((
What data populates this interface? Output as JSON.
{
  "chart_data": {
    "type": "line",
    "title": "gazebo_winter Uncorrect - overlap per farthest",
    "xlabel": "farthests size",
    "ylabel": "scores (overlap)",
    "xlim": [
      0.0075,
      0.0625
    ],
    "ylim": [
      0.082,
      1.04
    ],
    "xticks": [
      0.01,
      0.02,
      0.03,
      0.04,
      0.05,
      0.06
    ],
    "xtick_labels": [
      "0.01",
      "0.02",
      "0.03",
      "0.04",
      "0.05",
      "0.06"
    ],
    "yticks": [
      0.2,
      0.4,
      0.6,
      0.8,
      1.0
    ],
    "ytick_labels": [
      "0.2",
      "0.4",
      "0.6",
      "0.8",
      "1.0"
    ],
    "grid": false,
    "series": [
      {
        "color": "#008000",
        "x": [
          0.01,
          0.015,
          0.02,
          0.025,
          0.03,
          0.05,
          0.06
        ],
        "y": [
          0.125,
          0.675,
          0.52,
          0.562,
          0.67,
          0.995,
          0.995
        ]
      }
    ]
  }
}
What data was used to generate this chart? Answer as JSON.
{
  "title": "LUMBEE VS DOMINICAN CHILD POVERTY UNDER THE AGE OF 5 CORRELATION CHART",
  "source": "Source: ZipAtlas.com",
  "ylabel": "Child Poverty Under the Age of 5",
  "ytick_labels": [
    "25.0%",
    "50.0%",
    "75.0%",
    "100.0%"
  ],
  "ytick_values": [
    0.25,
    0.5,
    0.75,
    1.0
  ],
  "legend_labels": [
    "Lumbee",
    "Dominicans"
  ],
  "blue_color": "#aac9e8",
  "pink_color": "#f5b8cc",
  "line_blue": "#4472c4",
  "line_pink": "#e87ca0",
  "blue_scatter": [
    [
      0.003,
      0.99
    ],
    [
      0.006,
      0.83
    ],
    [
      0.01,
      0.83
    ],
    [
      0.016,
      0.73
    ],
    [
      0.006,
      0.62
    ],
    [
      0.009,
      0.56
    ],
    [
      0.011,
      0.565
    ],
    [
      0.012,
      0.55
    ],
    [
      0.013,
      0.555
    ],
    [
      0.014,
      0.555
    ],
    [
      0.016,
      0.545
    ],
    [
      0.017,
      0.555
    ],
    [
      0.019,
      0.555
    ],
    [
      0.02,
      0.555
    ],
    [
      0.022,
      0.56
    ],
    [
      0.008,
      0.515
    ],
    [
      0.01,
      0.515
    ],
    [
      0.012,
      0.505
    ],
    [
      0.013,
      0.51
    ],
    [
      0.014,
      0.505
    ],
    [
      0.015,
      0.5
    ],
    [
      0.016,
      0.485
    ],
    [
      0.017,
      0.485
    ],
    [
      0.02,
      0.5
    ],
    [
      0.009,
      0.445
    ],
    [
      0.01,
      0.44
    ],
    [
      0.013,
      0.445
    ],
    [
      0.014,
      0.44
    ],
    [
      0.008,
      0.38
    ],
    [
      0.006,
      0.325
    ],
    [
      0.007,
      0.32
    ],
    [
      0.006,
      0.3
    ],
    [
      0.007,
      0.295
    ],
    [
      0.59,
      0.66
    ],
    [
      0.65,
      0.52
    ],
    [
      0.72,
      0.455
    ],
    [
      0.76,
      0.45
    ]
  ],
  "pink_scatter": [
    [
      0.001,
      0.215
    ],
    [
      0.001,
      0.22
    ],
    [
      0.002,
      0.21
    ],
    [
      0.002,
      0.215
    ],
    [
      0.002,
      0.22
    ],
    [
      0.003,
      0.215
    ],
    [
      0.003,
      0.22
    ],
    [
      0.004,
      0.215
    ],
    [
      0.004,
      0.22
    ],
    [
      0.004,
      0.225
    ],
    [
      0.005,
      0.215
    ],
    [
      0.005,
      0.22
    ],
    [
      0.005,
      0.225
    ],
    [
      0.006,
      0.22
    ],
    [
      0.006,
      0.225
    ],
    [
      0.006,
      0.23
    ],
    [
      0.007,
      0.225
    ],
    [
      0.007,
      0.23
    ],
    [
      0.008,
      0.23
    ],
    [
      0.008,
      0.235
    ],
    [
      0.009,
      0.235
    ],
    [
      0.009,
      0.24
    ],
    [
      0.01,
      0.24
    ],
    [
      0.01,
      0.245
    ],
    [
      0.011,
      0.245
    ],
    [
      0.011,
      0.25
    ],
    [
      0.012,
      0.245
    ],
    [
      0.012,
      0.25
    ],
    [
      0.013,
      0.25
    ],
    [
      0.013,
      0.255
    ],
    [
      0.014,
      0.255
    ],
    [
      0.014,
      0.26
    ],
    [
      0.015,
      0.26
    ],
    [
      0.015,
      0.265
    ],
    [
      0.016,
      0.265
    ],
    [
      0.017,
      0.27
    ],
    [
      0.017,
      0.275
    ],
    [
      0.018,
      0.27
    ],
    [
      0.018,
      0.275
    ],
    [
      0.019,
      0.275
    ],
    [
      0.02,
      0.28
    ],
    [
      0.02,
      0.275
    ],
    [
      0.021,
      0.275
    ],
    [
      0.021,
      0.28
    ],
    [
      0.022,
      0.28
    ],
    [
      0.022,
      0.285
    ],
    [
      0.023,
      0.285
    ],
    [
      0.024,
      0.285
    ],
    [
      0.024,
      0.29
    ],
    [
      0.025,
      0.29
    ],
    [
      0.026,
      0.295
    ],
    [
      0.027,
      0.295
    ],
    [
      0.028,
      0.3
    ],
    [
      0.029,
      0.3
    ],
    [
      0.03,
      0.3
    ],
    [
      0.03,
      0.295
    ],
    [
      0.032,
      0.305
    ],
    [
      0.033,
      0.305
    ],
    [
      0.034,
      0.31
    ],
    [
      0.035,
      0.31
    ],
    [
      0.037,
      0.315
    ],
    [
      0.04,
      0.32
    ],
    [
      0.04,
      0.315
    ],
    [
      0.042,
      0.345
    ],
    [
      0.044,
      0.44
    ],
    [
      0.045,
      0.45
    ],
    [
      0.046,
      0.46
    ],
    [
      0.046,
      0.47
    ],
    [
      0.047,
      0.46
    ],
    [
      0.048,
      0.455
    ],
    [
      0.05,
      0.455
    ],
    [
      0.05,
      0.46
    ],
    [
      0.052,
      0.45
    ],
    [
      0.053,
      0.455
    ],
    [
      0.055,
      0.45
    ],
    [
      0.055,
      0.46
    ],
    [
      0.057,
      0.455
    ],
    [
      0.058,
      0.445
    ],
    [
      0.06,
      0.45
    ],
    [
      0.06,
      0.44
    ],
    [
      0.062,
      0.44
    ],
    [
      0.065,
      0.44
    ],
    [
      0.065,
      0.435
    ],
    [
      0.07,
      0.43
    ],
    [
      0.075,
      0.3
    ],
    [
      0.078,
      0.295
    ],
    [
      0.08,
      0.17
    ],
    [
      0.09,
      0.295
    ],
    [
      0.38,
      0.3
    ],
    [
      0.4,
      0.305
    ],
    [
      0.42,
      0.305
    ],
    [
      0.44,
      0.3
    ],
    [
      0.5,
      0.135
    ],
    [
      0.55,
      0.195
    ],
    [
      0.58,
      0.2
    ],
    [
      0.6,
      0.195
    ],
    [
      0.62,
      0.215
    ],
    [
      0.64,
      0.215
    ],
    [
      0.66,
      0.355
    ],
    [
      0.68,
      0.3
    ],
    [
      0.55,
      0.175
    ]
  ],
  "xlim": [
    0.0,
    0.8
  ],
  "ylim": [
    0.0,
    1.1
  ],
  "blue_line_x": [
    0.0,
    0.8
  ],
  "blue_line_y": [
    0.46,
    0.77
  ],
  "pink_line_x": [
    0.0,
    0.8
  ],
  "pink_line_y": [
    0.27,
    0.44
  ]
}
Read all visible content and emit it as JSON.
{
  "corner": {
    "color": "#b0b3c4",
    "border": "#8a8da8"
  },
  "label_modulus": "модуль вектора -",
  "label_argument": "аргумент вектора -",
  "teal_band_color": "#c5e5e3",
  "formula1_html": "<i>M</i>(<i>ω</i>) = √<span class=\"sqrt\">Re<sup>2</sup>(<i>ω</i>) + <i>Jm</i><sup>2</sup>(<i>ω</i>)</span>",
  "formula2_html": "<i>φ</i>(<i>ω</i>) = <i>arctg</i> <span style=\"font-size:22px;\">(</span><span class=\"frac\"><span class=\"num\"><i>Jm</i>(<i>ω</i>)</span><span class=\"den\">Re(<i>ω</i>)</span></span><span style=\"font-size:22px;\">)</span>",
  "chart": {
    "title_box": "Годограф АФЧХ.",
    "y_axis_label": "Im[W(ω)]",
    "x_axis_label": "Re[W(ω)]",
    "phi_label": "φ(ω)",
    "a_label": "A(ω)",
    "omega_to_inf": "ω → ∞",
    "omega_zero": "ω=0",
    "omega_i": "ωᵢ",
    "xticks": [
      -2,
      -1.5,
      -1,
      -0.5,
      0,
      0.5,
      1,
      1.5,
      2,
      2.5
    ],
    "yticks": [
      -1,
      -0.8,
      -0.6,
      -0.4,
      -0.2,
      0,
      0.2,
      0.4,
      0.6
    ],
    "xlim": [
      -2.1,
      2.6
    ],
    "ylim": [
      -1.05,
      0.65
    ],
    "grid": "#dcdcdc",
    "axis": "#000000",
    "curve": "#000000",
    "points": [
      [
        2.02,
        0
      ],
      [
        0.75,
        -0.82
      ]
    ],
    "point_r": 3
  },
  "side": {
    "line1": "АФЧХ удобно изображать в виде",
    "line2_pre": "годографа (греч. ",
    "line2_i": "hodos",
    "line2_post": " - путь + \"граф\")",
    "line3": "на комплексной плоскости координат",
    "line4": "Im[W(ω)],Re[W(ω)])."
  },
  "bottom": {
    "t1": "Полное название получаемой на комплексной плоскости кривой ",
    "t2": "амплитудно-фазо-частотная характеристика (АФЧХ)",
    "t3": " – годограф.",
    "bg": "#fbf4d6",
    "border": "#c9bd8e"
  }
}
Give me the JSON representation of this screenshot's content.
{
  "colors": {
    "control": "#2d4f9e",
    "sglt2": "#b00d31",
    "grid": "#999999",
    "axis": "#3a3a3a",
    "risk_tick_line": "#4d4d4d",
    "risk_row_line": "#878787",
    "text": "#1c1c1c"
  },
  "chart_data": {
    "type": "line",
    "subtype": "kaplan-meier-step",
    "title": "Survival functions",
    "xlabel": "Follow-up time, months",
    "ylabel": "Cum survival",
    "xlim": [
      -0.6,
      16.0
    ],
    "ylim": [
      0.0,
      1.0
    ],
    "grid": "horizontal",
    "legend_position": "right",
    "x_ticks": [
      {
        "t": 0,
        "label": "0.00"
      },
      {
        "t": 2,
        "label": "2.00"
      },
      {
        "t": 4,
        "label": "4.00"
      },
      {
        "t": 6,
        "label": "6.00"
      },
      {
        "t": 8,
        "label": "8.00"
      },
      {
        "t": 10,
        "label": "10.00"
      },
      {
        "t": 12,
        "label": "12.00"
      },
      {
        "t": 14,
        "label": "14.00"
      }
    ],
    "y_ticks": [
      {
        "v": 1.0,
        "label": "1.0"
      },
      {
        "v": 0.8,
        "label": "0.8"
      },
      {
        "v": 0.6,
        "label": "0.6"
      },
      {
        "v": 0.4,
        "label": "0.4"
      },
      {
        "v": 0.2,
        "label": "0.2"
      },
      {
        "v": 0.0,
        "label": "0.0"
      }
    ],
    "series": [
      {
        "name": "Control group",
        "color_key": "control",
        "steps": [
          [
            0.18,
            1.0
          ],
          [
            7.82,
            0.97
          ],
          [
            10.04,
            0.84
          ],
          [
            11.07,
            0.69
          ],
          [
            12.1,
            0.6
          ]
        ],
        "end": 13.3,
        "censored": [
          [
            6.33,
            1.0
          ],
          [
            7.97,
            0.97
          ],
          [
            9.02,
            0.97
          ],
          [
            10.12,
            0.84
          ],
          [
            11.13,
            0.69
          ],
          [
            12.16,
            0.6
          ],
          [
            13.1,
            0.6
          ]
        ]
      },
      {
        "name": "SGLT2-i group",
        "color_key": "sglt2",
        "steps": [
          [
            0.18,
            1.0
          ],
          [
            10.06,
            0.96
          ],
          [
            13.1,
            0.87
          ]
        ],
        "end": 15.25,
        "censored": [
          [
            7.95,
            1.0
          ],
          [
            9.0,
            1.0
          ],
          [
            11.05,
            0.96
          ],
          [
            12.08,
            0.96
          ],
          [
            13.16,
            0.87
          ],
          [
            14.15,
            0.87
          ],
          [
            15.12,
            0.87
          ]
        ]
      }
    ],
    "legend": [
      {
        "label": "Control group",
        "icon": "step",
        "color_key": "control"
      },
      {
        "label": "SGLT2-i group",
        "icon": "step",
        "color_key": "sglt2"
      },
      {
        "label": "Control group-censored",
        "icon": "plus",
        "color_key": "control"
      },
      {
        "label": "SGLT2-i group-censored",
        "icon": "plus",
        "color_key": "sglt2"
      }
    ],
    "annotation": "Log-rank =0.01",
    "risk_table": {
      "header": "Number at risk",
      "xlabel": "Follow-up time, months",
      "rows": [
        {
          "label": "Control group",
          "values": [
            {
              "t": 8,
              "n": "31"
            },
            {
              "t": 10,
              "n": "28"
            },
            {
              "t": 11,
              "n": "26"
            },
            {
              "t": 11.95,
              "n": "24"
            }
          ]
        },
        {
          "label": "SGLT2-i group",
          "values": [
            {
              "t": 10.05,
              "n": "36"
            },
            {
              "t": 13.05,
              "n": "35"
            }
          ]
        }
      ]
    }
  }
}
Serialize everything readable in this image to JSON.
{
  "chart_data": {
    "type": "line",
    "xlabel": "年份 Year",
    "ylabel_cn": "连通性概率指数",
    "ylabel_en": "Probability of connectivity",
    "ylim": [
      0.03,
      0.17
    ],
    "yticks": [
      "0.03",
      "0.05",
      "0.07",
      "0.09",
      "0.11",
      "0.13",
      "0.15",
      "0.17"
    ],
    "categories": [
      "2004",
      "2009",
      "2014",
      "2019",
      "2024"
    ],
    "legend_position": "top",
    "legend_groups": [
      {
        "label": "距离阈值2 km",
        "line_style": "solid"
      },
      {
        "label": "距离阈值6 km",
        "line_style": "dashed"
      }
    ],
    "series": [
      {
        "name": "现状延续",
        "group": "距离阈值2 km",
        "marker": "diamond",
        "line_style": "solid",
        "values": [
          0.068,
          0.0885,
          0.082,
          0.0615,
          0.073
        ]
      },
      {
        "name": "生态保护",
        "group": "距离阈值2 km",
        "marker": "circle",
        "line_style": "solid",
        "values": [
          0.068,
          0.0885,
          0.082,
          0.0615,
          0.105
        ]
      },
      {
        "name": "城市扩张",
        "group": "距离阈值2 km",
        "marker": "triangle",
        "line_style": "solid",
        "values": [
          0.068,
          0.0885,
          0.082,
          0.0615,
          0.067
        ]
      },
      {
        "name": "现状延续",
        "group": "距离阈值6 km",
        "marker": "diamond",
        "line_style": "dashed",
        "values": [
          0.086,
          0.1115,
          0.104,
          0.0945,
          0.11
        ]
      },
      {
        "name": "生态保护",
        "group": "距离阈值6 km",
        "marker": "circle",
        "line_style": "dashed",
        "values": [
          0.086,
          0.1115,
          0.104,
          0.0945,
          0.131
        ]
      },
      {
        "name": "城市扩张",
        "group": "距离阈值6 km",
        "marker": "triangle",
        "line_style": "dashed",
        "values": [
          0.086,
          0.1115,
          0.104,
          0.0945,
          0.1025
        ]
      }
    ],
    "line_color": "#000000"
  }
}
))
■ Exercise directions
Copy out the lines that hold "grid".

■ Complete answer
    "grid": false,
    "grid": "#dcdcdc",
    "grid": "#999999",
    "grid": "horizontal",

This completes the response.